• [Data section]
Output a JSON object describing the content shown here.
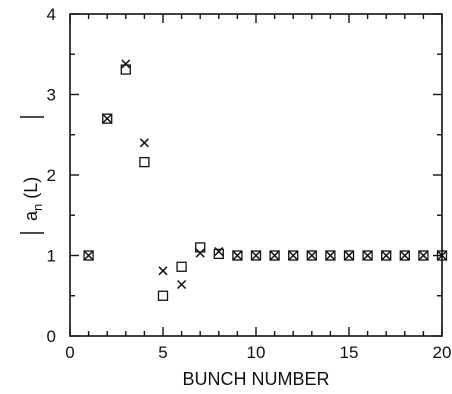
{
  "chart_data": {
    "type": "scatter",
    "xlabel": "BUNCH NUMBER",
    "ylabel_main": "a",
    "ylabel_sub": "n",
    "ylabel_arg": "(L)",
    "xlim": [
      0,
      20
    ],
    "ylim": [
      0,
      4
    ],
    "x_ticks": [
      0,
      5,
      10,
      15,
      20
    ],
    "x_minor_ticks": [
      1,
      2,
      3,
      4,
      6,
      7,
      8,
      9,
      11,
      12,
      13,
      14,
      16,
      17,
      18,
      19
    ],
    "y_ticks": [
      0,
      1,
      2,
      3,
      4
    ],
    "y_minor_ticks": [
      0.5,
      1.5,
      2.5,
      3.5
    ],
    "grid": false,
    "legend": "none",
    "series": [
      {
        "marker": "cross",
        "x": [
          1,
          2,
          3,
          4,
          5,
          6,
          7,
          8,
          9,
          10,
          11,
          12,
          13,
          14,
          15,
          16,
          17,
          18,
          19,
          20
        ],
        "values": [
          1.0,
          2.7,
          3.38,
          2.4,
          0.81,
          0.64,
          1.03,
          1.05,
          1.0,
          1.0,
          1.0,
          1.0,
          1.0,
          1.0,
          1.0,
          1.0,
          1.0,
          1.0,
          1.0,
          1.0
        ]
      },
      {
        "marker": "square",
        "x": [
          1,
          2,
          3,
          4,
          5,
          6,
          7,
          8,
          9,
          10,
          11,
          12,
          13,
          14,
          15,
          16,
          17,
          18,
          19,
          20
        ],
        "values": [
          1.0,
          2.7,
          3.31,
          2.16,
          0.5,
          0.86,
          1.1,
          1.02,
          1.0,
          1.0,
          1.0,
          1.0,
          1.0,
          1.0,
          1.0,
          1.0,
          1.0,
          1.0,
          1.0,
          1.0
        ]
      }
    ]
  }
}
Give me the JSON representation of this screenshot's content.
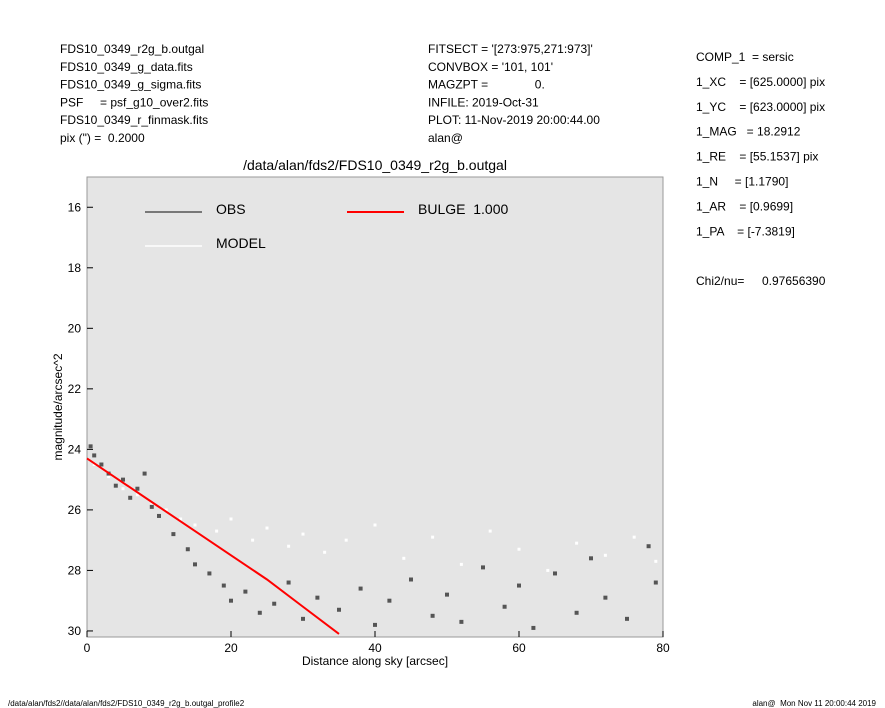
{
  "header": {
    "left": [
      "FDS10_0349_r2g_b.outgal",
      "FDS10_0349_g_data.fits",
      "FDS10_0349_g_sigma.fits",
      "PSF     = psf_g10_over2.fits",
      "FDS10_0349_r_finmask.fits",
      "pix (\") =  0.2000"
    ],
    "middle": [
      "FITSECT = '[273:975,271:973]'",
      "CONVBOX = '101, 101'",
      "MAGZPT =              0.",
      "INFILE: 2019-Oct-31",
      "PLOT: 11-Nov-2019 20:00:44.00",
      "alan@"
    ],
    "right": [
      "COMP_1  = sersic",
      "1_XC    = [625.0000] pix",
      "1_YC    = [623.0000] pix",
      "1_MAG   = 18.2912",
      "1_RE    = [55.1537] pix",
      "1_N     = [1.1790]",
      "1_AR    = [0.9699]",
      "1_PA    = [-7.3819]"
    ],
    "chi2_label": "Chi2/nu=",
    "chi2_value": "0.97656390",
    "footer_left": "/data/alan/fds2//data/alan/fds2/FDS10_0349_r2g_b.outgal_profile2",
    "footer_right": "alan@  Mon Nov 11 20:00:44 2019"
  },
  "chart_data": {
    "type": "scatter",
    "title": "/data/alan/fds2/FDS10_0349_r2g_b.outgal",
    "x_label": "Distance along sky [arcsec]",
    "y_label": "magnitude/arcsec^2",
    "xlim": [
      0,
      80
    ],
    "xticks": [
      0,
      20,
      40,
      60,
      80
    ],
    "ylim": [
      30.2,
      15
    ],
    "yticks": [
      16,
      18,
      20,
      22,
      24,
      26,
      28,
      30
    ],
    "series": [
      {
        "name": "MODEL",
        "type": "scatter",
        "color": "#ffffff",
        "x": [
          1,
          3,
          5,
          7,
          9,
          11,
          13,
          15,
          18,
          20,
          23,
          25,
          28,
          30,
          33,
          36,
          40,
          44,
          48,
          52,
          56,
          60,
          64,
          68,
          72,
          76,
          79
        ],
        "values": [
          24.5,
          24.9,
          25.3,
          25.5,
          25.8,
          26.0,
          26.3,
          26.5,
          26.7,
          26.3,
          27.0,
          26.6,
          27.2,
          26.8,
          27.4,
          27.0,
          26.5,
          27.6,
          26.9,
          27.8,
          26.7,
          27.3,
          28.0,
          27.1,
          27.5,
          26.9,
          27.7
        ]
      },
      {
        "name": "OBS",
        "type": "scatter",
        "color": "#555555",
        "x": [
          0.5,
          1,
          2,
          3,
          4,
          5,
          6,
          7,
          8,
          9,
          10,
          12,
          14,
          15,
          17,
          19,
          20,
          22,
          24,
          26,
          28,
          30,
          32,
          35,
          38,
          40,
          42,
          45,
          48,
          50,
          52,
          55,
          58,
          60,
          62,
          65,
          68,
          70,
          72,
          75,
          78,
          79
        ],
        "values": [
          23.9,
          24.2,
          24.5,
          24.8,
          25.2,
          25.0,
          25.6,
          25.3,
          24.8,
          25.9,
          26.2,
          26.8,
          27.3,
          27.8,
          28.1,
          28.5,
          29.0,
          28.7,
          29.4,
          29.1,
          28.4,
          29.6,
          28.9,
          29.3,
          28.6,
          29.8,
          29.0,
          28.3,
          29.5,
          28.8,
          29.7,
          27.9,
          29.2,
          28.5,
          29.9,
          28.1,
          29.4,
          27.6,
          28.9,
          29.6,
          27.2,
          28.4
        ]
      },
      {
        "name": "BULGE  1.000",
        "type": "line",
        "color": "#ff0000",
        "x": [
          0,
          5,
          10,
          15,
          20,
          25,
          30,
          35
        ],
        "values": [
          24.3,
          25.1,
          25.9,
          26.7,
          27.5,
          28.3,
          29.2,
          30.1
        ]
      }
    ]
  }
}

• [To be done] Transcribe the complete set of entries verbatim. No pictures belong in the copy.

• [Answer in full]
Output a JSON object describing the content shown here.
{
  "chart_data": {
    "type": "scatter",
    "xlabel": "BUNCH NUMBER",
    "ylabel_main": "a",
    "ylabel_sub": "n",
    "ylabel_arg": "(L)",
    "xlim": [
      0,
      20
    ],
    "ylim": [
      0,
      4
    ],
    "x_ticks": [
      0,
      5,
      10,
      15,
      20
    ],
    "x_minor_ticks": [
      1,
      2,
      3,
      4,
      6,
      7,
      8,
      9,
      11,
      12,
      13,
      14,
      16,
      17,
      18,
      19
    ],
    "y_ticks": [
      0,
      1,
      2,
      3,
      4
    ],
    "y_minor_ticks": [
      0.5,
      1.5,
      2.5,
      3.5
    ],
    "grid": false,
    "legend": "none",
    "series": [
      {
        "marker": "cross",
        "x": [
          1,
          2,
          3,
          4,
          5,
          6,
          7,
          8,
          9,
          10,
          11,
          12,
          13,
          14,
          15,
          16,
          17,
          18,
          19,
          20
        ],
        "values": [
          1.0,
          2.7,
          3.38,
          2.4,
          0.81,
          0.64,
          1.03,
          1.05,
          1.0,
          1.0,
          1.0,
          1.0,
          1.0,
          1.0,
          1.0,
          1.0,
          1.0,
          1.0,
          1.0,
          1.0
        ]
      },
      {
        "marker": "square",
        "x": [
          1,
          2,
          3,
          4,
          5,
          6,
          7,
          8,
          9,
          10,
          11,
          12,
          13,
          14,
          15,
          16,
          17,
          18,
          19,
          20
        ],
        "values": [
          1.0,
          2.7,
          3.31,
          2.16,
          0.5,
          0.86,
          1.1,
          1.02,
          1.0,
          1.0,
          1.0,
          1.0,
          1.0,
          1.0,
          1.0,
          1.0,
          1.0,
          1.0,
          1.0,
          1.0
        ]
      }
    ]
  }
}
Give me the JSON representation of this screenshot's content.
{
  "header": {
    "left": [
      "FDS10_0349_r2g_b.outgal",
      "FDS10_0349_g_data.fits",
      "FDS10_0349_g_sigma.fits",
      "PSF     = psf_g10_over2.fits",
      "FDS10_0349_r_finmask.fits",
      "pix (\") =  0.2000"
    ],
    "middle": [
      "FITSECT = '[273:975,271:973]'",
      "CONVBOX = '101, 101'",
      "MAGZPT =              0.",
      "INFILE: 2019-Oct-31",
      "PLOT: 11-Nov-2019 20:00:44.00",
      "alan@"
    ],
    "right": [
      "COMP_1  = sersic",
      "1_XC    = [625.0000] pix",
      "1_YC    = [623.0000] pix",
      "1_MAG   = 18.2912",
      "1_RE    = [55.1537] pix",
      "1_N     = [1.1790]",
      "1_AR    = [0.9699]",
      "1_PA    = [-7.3819]"
    ],
    "chi2_label": "Chi2/nu=",
    "chi2_value": "0.97656390",
    "footer_left": "/data/alan/fds2//data/alan/fds2/FDS10_0349_r2g_b.outgal_profile2",
    "footer_right": "alan@  Mon Nov 11 20:00:44 2019"
  },
  "chart_data": {
    "type": "scatter",
    "title": "/data/alan/fds2/FDS10_0349_r2g_b.outgal",
    "x_label": "Distance along sky [arcsec]",
    "y_label": "magnitude/arcsec^2",
    "xlim": [
      0,
      80
    ],
    "xticks": [
      0,
      20,
      40,
      60,
      80
    ],
    "ylim": [
      30.2,
      15
    ],
    "yticks": [
      16,
      18,
      20,
      22,
      24,
      26,
      28,
      30
    ],
    "series": [
      {
        "name": "MODEL",
        "type": "scatter",
        "color": "#ffffff",
        "x": [
          1,
          3,
          5,
          7,
          9,
          11,
          13,
          15,
          18,
          20,
          23,
          25,
          28,
          30,
          33,
          36,
          40,
          44,
          48,
          52,
          56,
          60,
          64,
          68,
          72,
          76,
          79
        ],
        "values": [
          24.5,
          24.9,
          25.3,
          25.5,
          25.8,
          26.0,
          26.3,
          26.5,
          26.7,
          26.3,
          27.0,
          26.6,
          27.2,
          26.8,
          27.4,
          27.0,
          26.5,
          27.6,
          26.9,
          27.8,
          26.7,
          27.3,
          28.0,
          27.1,
          27.5,
          26.9,
          27.7
        ]
      },
      {
        "name": "OBS",
        "type": "scatter",
        "color": "#555555",
        "x": [
          0.5,
          1,
          2,
          3,
          4,
          5,
          6,
          7,
          8,
          9,
          10,
          12,
          14,
          15,
          17,
          19,
          20,
          22,
          24,
          26,
          28,
          30,
          32,
          35,
          38,
          40,
          42,
          45,
          48,
          50,
          52,
          55,
          58,
          60,
          62,
          65,
          68,
          70,
          72,
          75,
          78,
          79
        ],
        "values": [
          23.9,
          24.2,
          24.5,
          24.8,
          25.2,
          25.0,
          25.6,
          25.3,
          24.8,
          25.9,
          26.2,
          26.8,
          27.3,
          27.8,
          28.1,
          28.5,
          29.0,
          28.7,
          29.4,
          29.1,
          28.4,
          29.6,
          28.9,
          29.3,
          28.6,
          29.8,
          29.0,
          28.3,
          29.5,
          28.8,
          29.7,
          27.9,
          29.2,
          28.5,
          29.9,
          28.1,
          29.4,
          27.6,
          28.9,
          29.6,
          27.2,
          28.4
        ]
      },
      {
        "name": "BULGE  1.000",
        "type": "line",
        "color": "#ff0000",
        "x": [
          0,
          5,
          10,
          15,
          20,
          25,
          30,
          35
        ],
        "values": [
          24.3,
          25.1,
          25.9,
          26.7,
          27.5,
          28.3,
          29.2,
          30.1
        ]
      }
    ]
  }
}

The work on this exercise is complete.